Task description: Only a number is wanted. Count the lines holding the string "SRMTID".

Data tied to figure images
•••••

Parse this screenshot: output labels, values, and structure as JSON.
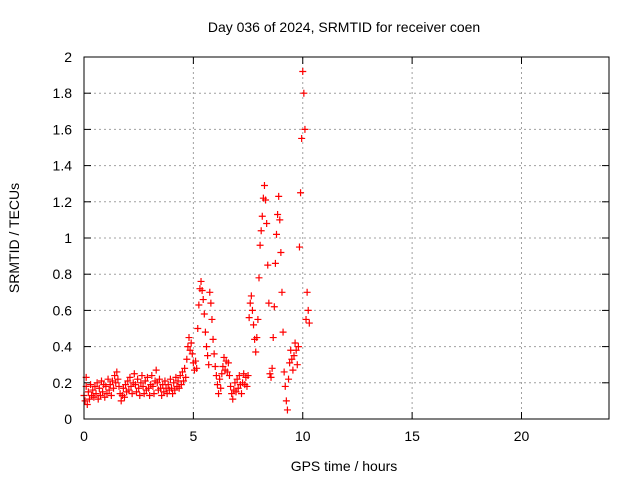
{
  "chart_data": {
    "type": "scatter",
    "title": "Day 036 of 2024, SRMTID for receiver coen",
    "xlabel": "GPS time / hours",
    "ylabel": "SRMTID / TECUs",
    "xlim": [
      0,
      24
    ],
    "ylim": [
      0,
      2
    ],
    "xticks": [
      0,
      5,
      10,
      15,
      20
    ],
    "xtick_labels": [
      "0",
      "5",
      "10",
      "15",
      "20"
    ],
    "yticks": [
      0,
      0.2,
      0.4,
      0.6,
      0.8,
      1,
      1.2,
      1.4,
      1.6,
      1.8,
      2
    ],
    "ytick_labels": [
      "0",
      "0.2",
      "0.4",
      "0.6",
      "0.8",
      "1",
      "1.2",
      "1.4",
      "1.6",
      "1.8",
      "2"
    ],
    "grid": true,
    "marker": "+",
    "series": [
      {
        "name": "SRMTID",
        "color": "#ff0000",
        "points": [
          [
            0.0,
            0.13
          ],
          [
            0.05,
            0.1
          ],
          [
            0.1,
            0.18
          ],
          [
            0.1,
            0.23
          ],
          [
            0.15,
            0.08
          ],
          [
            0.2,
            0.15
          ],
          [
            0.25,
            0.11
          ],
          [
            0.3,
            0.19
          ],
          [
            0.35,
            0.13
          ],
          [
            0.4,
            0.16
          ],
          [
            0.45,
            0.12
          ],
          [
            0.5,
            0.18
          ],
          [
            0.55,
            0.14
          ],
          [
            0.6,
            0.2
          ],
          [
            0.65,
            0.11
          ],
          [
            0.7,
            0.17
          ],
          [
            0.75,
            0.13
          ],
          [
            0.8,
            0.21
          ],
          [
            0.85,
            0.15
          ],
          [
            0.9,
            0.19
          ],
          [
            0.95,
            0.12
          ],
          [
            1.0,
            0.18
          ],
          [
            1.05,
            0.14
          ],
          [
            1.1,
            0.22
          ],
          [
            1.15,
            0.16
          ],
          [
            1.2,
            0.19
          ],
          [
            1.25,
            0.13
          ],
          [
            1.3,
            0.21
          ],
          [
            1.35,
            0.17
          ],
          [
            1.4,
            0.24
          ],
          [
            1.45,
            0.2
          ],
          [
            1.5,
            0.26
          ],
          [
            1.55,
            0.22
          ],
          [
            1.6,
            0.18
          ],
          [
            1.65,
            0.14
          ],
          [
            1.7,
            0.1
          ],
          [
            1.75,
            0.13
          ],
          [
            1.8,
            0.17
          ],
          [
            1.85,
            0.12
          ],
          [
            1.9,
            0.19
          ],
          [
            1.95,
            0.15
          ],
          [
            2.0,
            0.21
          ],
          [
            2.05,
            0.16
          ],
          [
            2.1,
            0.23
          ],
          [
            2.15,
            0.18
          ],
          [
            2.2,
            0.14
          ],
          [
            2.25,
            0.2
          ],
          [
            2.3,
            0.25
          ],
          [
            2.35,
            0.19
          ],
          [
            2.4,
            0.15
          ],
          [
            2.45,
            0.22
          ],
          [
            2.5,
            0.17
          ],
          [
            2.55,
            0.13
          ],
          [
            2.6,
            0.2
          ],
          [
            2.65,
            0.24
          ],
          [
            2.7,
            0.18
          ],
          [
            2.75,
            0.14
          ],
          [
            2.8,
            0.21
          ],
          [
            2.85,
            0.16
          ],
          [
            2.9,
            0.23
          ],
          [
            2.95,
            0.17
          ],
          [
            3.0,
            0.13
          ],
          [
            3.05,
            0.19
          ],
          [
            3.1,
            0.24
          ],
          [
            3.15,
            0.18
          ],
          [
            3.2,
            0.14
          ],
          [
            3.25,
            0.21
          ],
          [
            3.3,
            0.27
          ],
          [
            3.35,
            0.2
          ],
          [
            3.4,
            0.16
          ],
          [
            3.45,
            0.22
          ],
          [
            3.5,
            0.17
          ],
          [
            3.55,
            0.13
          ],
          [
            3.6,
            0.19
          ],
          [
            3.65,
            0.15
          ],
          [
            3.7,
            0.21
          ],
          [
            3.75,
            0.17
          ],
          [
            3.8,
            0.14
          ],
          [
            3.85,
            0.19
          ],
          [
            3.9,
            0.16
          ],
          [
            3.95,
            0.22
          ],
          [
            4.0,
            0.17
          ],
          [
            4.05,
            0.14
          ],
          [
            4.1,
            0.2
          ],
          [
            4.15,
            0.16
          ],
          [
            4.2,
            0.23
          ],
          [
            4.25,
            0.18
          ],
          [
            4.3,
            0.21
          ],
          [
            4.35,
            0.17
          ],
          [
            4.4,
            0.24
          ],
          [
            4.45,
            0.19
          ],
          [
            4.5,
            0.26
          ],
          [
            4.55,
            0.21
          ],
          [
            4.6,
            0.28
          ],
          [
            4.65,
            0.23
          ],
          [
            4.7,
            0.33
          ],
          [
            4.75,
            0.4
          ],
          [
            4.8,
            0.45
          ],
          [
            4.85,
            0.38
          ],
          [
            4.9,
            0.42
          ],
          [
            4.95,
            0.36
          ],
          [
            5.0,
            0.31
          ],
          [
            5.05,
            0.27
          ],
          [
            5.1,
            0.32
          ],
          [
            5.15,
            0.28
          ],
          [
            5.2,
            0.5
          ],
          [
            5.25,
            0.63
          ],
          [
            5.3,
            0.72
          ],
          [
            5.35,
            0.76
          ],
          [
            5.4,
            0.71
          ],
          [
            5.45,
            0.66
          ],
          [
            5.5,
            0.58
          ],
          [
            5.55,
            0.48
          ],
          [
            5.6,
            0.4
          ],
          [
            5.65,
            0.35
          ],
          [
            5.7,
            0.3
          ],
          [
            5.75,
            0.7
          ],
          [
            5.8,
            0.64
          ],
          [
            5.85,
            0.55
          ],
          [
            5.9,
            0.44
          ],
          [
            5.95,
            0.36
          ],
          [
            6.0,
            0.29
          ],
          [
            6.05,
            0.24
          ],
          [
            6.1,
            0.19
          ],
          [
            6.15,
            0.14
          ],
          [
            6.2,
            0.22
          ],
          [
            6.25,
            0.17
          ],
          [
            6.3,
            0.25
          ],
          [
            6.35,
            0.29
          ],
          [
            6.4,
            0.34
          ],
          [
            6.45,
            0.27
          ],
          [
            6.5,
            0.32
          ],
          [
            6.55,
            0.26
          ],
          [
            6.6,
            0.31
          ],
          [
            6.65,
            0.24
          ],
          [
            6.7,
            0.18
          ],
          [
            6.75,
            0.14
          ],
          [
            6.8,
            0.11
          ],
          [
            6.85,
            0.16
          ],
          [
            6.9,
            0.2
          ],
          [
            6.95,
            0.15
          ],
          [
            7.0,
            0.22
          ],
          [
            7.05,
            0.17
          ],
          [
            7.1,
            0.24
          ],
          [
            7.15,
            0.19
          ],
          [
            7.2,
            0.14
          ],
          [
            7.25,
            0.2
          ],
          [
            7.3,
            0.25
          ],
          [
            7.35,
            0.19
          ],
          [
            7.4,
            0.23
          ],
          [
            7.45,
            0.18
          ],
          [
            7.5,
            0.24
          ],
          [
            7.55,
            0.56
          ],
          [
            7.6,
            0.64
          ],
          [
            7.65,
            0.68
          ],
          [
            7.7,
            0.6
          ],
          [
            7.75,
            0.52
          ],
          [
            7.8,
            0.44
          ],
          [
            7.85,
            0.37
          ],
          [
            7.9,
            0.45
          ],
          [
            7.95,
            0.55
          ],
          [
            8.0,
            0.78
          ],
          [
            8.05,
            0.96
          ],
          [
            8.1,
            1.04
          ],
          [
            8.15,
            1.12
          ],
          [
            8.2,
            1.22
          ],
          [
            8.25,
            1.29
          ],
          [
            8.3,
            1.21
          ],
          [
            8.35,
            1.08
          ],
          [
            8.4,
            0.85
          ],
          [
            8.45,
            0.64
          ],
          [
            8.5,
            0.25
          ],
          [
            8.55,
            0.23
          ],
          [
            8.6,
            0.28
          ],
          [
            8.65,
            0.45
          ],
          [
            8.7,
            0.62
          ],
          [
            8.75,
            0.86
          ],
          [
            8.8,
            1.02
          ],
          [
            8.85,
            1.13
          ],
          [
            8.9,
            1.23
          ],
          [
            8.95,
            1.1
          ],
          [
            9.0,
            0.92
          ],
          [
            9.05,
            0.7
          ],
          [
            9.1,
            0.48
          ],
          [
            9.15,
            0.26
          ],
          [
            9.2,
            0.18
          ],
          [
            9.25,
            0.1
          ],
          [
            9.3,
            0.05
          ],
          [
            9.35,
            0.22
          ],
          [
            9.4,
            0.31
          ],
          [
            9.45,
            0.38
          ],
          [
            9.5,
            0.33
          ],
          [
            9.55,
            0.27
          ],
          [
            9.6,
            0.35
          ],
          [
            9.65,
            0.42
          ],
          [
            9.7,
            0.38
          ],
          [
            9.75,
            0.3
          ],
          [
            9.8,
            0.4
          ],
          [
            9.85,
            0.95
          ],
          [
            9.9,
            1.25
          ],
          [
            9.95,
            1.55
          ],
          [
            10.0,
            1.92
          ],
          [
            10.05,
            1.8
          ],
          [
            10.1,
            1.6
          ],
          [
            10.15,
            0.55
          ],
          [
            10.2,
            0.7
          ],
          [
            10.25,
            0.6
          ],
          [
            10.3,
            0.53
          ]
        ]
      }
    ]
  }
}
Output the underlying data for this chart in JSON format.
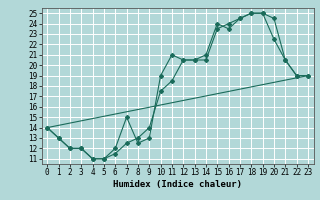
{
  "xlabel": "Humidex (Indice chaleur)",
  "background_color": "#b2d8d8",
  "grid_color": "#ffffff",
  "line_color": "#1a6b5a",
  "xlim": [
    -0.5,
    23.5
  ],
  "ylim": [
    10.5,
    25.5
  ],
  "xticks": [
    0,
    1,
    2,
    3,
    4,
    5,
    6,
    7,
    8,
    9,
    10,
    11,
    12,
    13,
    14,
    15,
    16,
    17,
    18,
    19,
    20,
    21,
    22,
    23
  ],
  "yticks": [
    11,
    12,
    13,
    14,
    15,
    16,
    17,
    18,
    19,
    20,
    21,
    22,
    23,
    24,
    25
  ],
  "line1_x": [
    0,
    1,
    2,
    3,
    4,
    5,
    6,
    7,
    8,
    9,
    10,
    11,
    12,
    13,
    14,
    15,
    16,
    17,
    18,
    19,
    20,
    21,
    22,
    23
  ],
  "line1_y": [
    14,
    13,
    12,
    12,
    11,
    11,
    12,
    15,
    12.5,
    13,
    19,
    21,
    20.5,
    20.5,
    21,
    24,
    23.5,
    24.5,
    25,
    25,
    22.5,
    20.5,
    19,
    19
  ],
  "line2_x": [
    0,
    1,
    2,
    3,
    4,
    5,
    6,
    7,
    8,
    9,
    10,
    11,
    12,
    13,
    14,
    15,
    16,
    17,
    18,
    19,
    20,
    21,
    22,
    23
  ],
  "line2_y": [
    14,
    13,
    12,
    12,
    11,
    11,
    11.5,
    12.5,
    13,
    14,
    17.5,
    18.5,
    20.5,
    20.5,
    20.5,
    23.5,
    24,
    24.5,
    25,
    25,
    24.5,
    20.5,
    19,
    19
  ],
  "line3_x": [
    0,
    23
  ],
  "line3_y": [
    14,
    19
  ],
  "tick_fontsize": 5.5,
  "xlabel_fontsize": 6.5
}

•••••

Response below: 3